**Selected extract:**
....
C324S207220, C324S247000, C600S424000, C702S150000

Reexamination Certificate

active

06774624

ABSTRACT:

BACKGROUND OF THE INVENTION
The present invention relates to magnetic tracking systems of the type wherein a magnetic field is established in a relevant work area, and one or more magnetic field sensors are operated to sense values of a local magnetic field and are processed to determine the position of a tool, instrument or other identified object. In general, such systems operate using a field generating element or assembly, and a field sensing element or assembly, often in conjunction with other position determining elements, such as robotic stepper or optical tracker assemblies to track the relative changes in position between one or more fixed points or structures in the physical environment or associated images, and one or more moving or non-visible points or structures in the work arena.
....
Page segmentation data:
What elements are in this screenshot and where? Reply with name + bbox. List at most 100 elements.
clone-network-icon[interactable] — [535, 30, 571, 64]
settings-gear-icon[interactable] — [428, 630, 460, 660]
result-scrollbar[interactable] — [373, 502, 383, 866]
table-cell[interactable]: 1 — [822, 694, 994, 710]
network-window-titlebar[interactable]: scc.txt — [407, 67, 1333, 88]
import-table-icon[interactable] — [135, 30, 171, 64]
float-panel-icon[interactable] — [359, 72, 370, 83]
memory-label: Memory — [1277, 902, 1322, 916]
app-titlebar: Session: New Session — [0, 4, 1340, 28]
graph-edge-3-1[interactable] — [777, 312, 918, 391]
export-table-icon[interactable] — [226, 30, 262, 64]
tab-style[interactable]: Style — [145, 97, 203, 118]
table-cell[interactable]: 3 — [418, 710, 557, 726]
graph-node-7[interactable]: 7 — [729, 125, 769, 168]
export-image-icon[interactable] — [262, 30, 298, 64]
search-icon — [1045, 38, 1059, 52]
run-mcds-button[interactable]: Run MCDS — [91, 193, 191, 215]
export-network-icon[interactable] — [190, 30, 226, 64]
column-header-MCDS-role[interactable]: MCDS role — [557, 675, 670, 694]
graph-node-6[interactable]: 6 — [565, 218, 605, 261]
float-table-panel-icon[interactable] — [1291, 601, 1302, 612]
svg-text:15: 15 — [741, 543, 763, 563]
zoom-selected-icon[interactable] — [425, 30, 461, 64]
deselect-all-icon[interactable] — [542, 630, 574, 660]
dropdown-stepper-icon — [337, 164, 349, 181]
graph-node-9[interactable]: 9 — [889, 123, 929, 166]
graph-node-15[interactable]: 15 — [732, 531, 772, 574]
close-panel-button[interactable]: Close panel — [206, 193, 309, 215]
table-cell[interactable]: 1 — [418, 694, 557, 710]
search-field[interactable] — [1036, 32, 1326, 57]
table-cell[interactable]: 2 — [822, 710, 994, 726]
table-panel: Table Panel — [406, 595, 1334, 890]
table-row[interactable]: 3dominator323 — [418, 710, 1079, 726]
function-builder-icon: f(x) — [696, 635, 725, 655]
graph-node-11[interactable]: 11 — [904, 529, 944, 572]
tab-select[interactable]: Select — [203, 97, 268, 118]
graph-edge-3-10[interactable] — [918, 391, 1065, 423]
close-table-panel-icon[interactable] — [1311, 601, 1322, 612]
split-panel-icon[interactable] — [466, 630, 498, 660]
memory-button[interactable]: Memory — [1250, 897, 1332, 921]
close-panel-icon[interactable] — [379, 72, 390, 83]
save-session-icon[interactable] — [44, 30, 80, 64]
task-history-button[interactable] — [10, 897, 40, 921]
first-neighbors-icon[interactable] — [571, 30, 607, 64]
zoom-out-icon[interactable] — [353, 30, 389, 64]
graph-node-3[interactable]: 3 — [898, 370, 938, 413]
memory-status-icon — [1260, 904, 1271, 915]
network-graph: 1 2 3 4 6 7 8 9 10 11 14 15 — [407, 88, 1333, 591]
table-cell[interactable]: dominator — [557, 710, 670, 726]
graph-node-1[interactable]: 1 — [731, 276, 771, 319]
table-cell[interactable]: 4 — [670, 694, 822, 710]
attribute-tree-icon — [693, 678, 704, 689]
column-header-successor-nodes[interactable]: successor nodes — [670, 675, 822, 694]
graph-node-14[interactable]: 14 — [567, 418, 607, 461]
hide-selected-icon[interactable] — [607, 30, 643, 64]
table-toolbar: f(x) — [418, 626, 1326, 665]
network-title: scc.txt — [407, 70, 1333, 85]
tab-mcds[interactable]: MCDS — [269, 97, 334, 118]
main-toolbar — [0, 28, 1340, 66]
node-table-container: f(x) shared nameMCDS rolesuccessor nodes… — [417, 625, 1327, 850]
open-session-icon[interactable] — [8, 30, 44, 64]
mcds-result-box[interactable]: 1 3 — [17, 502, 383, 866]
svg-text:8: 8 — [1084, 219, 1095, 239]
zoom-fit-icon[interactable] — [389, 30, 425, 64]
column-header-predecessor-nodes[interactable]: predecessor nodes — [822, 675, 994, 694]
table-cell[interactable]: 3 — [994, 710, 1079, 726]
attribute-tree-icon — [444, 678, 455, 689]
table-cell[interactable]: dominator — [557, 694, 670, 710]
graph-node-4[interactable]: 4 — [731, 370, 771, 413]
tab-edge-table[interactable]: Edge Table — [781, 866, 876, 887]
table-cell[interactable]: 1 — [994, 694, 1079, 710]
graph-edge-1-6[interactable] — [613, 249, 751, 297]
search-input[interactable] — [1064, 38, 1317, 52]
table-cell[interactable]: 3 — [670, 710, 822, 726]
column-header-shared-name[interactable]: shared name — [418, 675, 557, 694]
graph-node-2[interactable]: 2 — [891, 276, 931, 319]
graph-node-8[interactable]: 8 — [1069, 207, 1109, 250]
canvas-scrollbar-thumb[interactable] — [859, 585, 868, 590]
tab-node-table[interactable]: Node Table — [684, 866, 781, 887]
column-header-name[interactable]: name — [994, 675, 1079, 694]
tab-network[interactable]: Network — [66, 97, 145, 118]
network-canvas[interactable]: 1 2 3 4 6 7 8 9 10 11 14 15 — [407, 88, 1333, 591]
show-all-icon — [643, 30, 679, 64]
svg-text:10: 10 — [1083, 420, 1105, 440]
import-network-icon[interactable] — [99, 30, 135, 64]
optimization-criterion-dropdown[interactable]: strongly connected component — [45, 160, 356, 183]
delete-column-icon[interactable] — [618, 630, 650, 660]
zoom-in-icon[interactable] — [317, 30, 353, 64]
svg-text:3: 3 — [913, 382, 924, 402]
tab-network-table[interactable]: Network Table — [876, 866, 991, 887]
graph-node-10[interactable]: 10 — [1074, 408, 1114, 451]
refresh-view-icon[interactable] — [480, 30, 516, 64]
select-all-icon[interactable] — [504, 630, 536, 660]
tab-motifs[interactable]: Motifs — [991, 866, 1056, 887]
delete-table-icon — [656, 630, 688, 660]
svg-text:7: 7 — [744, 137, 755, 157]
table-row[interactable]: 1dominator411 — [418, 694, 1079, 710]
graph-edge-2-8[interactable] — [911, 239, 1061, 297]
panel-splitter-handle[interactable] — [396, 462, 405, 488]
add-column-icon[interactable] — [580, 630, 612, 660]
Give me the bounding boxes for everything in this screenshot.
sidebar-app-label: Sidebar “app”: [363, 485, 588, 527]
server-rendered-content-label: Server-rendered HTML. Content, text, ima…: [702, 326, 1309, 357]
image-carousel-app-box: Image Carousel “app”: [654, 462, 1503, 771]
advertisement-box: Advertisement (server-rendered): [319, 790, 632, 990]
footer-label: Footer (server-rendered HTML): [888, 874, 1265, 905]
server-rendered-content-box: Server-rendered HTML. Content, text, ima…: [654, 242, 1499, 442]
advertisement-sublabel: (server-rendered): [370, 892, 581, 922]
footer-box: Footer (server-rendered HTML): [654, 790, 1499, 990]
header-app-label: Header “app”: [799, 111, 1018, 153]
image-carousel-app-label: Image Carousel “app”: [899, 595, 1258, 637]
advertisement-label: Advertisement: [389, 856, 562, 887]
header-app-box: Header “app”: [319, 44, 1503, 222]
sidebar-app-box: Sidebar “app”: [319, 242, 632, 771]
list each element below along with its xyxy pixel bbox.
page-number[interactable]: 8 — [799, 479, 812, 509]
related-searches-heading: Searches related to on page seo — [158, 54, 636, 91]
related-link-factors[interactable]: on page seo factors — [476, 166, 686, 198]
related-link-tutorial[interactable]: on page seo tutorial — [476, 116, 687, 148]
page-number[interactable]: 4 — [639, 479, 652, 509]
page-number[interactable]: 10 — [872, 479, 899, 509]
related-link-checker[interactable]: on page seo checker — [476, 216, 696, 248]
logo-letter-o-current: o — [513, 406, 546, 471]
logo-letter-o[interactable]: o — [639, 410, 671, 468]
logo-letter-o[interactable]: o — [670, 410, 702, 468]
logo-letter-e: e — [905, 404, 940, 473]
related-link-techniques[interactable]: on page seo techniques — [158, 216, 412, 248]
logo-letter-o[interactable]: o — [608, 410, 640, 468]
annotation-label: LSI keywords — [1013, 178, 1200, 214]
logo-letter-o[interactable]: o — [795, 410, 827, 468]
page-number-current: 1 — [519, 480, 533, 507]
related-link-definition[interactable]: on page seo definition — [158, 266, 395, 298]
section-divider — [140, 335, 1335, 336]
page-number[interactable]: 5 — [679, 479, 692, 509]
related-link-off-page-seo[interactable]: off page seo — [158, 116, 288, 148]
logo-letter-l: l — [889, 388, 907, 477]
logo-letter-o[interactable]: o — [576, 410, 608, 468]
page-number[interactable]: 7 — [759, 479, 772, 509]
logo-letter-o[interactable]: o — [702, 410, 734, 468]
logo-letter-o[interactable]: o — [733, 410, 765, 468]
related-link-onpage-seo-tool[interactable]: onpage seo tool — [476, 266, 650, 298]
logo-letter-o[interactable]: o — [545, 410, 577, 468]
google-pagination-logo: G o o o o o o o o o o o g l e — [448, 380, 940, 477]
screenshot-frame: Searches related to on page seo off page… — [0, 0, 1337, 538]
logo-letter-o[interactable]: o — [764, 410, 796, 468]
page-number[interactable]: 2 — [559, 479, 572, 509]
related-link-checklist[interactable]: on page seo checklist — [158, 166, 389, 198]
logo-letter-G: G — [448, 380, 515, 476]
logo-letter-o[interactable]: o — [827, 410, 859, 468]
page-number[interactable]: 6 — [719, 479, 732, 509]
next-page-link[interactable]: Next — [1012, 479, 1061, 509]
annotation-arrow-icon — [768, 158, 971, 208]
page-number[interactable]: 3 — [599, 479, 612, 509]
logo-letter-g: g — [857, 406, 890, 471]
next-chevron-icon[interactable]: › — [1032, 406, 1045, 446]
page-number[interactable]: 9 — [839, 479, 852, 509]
....
**Assigned task 1:**
Translate the following sentence from the patent background on magnetic tracking systems into Spanish: "The present invention relates to magnetic tracking systems of the type wherein a magnetic field is established in a relevant work area, and one or more magnetic field sensors are operated to sense values of a local magnetic field and are processed to determine the position of a tool, instrument or other identified object."
**Assigned task 2:**
Carry the patent background on magnetic tracking systems further, beginning after its final sentence and keeping its formal register.

**Exercise response 1:**
La presente invención se refiere a sistemas de seguimiento magnético del tipo en el que se establece un campo magnético en una zona de trabajo pertinente, y uno o más sensores de campo magnético se accionan para detectar valores de un campo magnético local y se procesan para determinar la posición de una herramienta, un instrumento u otro objeto identificado.

**Exercise response 2:**
Magnetic field generating or sensing assemblies for tracking may be implemented in various ways, with conventional analog wire coils forming current loops or paths, or with semiconductor or microlithographically-formed conductive leads or circuit board traces forming current paths, arranged in an appropriate geometry to generate or sense the desired field components. There may be a symmetry or duality between the generating or sensing elements. Thus, for example in many cases it is possible to have a small multi-coil array that generates a spatially distributed magnetic field and a similar or even identical array that senses the field so generated. Small coils offer the prospect of generating, to a close approximation, dipole fields, although small size may limit the attainable field strength or the achievable level of detection signal amplitude. The generating and sensing constructions may alternatively employ different scales, for example, with relatively large and/or high current coils to establish magnetic field components along different axes, and smaller, or more localized coil assemblies for sensing field values. Smaller coils, whether for sensing or generating, may, for example, be fastened to the body, or attached to workplace or surgical instruments, or to catheters or other body-inserted devices, to sense the magnetic field and track position of the attached structure.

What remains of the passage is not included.